## BEGIN Text shown
# TeMar, Von Rief, Otto,



## Lobobear44 (Jan 28, 2013)

While I have submitted apps for adopting German shepherds, still considering breeders. Would love to do both actually either first puppy or first adult. Undecided still! I heard importing for family companion ain't allowed no more. So must fly over, fine with me I call that adventure. 

Here are breeders I hope you heard about them. TeMar, Von Rief, Otto, Five Peaks, Haus Reis

Let's just talk about the breeders and don't ask why I want a German shepherd, a family companion.


----------



## JakodaCD OA (May 14, 2000)

you aren't going to get negative information regarding any of the breeders you listed because it's against board rules. With that said, there are probably topics listed already with maybe some info on the ones you've mentioned if you do a search.

Why not go on the pedigree database and ask about breeders? You may get more good/bad feedback that your looking for there.


----------



## misslesleedavis1 (Dec 5, 2013)

How is the doodle? are you still taking him to scent class?


----------



## Lobobear44 (Jan 28, 2013)

misslesleedavis1 said:


> How is the doodle? are you still taking him to scent class?


He's great he finished the scent class back in early April. He would love a German shepherd companion!


----------



## Kaimeju (Feb 2, 2013)

HausReid and TeMar already have threads discussing them if you use the search function.


----------
## END Text shown
__Job a__
In the listing, switch "interactable" to "clickable" in the part that opens with the line containing "Give me the" and closes with the line containing "highlight-box xyxy=(8,363,471,448)". Keep everything else unchanged and leave the pictures out.
## BEGIN Data section
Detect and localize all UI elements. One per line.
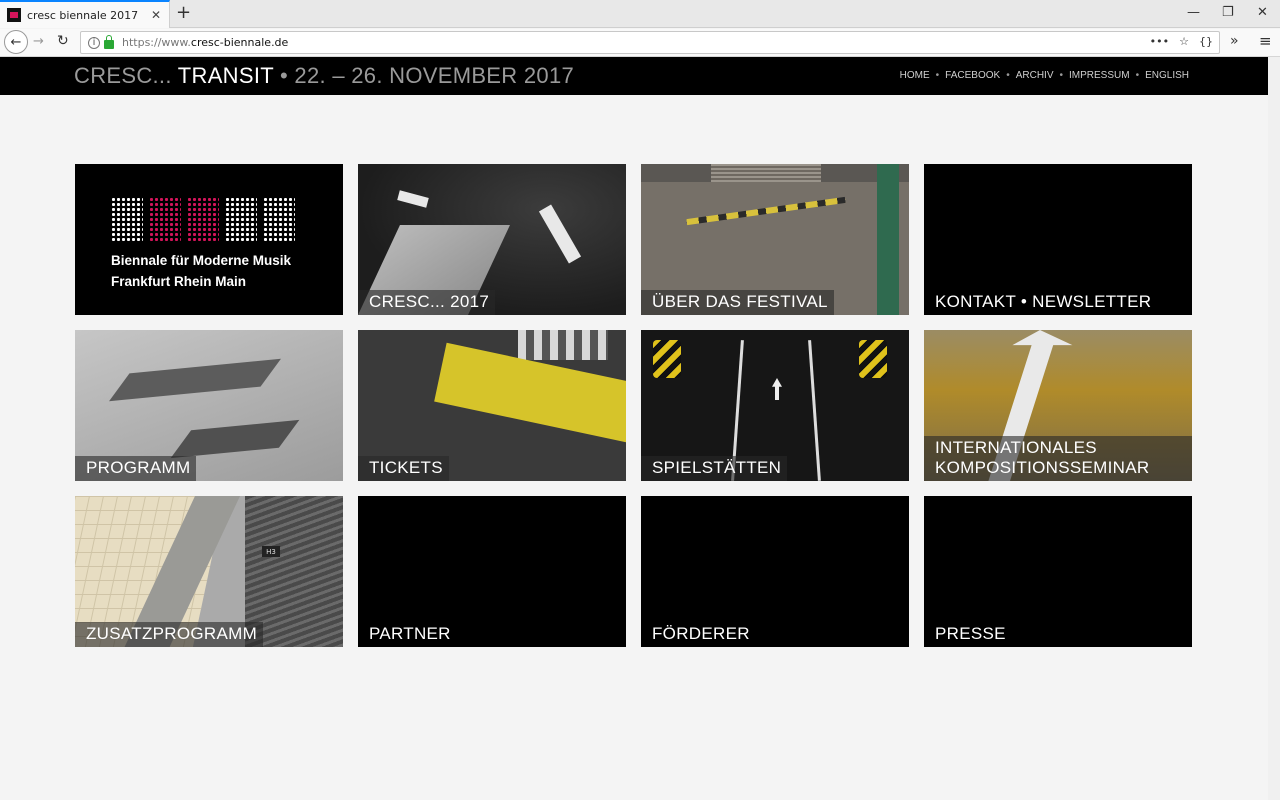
## END Data section
## BEGIN Data section
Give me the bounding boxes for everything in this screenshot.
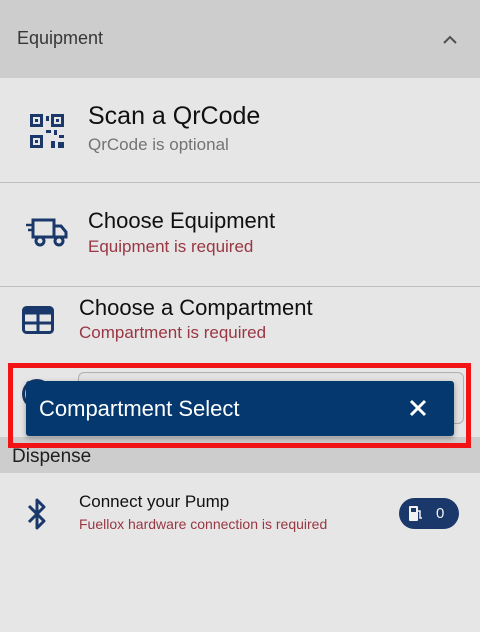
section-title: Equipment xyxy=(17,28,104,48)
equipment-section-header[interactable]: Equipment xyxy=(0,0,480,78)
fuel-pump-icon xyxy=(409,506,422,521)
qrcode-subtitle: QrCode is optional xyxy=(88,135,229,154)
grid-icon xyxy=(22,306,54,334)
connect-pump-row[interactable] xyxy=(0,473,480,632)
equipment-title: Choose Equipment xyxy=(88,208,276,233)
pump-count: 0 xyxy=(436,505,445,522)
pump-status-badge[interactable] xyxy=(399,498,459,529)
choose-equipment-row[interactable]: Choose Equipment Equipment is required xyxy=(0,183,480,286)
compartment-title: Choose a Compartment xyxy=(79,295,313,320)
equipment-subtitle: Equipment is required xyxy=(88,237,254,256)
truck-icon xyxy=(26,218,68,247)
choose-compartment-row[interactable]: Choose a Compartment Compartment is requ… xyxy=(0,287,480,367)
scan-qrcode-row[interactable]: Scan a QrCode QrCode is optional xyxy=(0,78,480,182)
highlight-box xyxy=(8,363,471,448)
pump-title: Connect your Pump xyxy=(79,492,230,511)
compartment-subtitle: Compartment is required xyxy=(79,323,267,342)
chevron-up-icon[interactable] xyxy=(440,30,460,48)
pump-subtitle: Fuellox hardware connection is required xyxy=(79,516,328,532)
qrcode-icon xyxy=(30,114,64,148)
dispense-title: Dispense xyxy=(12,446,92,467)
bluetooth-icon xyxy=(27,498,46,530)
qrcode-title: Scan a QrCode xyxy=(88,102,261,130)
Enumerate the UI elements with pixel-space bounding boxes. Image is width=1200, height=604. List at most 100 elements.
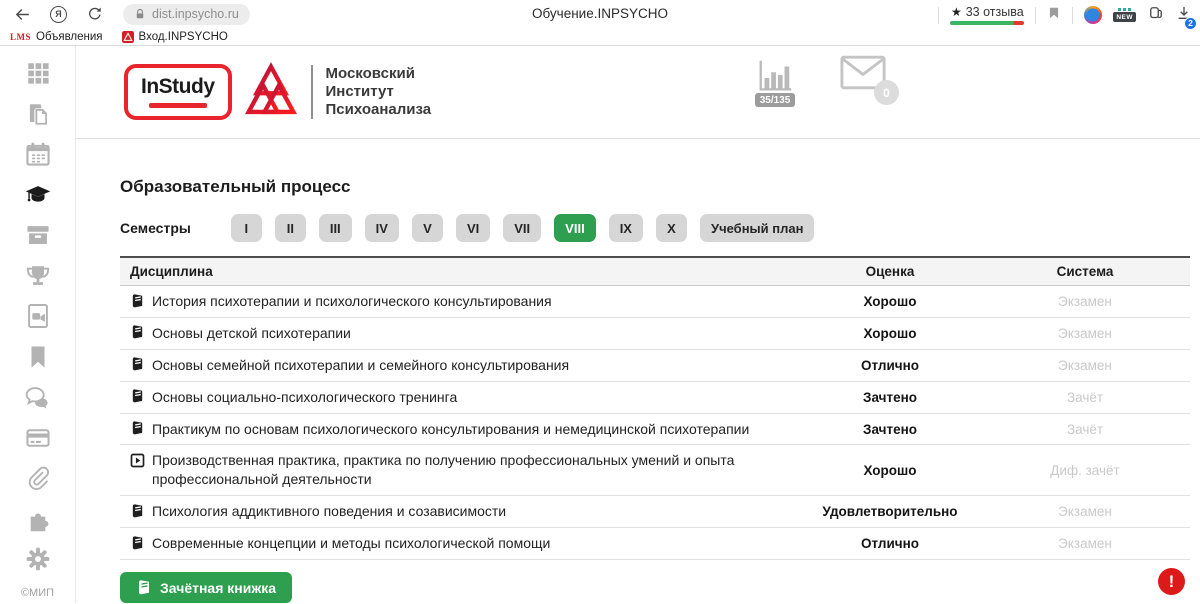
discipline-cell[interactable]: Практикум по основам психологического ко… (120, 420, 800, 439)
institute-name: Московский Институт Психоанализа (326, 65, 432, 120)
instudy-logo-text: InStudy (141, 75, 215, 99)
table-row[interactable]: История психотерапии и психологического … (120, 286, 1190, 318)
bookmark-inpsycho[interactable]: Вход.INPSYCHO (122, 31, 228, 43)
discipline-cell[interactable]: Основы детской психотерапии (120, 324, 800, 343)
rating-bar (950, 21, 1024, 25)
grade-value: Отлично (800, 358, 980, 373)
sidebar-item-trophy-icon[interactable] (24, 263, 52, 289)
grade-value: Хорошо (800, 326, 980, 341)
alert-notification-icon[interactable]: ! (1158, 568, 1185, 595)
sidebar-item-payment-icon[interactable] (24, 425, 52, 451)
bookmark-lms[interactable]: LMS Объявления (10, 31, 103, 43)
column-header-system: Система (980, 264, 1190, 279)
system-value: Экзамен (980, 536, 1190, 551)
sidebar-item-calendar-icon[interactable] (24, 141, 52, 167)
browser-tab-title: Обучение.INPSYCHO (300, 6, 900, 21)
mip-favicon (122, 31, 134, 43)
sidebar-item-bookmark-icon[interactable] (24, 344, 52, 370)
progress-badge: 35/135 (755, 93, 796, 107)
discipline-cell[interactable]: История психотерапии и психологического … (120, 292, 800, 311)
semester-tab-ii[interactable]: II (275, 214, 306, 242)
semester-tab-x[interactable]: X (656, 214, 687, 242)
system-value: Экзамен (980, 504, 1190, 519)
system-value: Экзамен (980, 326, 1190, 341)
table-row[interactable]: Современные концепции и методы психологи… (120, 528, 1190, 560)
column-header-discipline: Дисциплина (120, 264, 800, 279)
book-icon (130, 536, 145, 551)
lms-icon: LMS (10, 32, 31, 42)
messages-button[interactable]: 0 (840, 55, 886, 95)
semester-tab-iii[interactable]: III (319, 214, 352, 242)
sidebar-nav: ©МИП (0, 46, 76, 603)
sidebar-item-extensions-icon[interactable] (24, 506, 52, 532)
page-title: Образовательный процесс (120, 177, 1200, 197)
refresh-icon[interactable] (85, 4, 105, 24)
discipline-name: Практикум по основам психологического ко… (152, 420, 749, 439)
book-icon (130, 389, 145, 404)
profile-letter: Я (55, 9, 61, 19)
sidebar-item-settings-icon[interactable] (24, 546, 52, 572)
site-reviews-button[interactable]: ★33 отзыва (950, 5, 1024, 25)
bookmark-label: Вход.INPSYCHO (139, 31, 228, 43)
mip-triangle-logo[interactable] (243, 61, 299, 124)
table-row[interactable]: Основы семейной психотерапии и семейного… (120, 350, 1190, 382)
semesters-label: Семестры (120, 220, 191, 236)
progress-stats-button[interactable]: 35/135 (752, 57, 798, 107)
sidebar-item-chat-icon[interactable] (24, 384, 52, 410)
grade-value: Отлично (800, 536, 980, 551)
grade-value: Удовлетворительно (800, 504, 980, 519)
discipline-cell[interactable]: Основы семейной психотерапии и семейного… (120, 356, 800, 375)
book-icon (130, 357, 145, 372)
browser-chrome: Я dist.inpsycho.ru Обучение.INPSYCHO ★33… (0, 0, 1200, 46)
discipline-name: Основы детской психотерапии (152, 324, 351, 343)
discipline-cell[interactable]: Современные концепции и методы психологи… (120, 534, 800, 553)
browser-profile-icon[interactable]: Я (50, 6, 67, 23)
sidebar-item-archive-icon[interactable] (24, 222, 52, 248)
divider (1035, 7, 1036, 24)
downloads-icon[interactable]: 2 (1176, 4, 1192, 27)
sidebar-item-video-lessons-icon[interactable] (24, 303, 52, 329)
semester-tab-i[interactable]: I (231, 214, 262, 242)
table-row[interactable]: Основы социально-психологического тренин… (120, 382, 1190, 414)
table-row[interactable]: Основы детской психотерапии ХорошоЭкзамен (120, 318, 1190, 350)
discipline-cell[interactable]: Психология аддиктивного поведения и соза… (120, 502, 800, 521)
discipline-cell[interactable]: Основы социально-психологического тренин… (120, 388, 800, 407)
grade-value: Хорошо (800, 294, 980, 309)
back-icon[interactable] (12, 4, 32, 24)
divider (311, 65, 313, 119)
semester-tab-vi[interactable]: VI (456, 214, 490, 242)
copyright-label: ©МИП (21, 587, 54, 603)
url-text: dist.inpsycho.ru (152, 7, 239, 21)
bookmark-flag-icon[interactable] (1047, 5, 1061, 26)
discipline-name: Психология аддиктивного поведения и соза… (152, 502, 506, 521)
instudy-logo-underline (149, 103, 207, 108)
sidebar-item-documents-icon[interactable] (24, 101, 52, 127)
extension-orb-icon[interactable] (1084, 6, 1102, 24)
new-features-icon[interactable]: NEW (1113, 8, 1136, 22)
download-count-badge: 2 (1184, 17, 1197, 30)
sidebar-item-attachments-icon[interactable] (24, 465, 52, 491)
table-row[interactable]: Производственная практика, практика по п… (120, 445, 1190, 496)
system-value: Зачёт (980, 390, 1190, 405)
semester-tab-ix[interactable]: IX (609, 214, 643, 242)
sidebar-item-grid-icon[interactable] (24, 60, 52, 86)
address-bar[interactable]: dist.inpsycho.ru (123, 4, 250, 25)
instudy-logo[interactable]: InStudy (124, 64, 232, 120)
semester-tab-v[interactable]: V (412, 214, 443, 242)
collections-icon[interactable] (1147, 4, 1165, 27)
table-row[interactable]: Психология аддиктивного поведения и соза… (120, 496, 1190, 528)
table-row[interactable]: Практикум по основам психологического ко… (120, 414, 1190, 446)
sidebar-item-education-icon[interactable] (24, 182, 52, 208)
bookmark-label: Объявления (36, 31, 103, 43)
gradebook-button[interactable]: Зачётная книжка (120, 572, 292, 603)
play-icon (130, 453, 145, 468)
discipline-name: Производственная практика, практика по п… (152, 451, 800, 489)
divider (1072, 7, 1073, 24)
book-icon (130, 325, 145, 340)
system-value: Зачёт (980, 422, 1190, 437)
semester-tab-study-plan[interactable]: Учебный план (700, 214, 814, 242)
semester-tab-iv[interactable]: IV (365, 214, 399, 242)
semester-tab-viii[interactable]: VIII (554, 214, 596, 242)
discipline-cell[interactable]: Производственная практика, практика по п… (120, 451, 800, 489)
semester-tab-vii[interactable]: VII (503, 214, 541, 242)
## END Data section
__Job b__
Answer these questions from the breeder thread:
(i) Which class did Lobobear44's doodle finish, and when?
(ii) Where does JakodaCD OA suggest going to ask about breeders?
(iii) Which two breeders does Kaimeju say already have threads discussing them?

__Finished answer a__
Give me the bounding boxes for everything in this screenshot.
section-title: Equipment xyxy=(17,28,104,48)
equipment-section-header[clickable]: Equipment xyxy=(0,0,480,78)
fuel-pump-icon xyxy=(409,506,422,521)
qrcode-subtitle: QrCode is optional xyxy=(88,135,229,154)
grid-icon xyxy=(22,306,54,334)
connect-pump-row[clickable] xyxy=(0,473,480,632)
equipment-title: Choose Equipment xyxy=(88,208,276,233)
pump-count: 0 xyxy=(436,505,445,522)
pump-status-badge[clickable] xyxy=(399,498,459,529)
choose-equipment-row[clickable]: Choose Equipment Equipment is required xyxy=(0,183,480,286)
compartment-title: Choose a Compartment xyxy=(79,295,313,320)
equipment-subtitle: Equipment is required xyxy=(88,237,254,256)
truck-icon xyxy=(26,218,68,247)
choose-compartment-row[clickable]: Choose a Compartment Compartment is requ… xyxy=(0,287,480,367)
scan-qrcode-row[clickable]: Scan a QrCode QrCode is optional xyxy=(0,78,480,182)
highlight-box xyxy=(8,363,471,448)

__Finished answer b__
(i) The scent class, in early April.
(ii) The pedigree database.
(iii) HausReid and TeMar.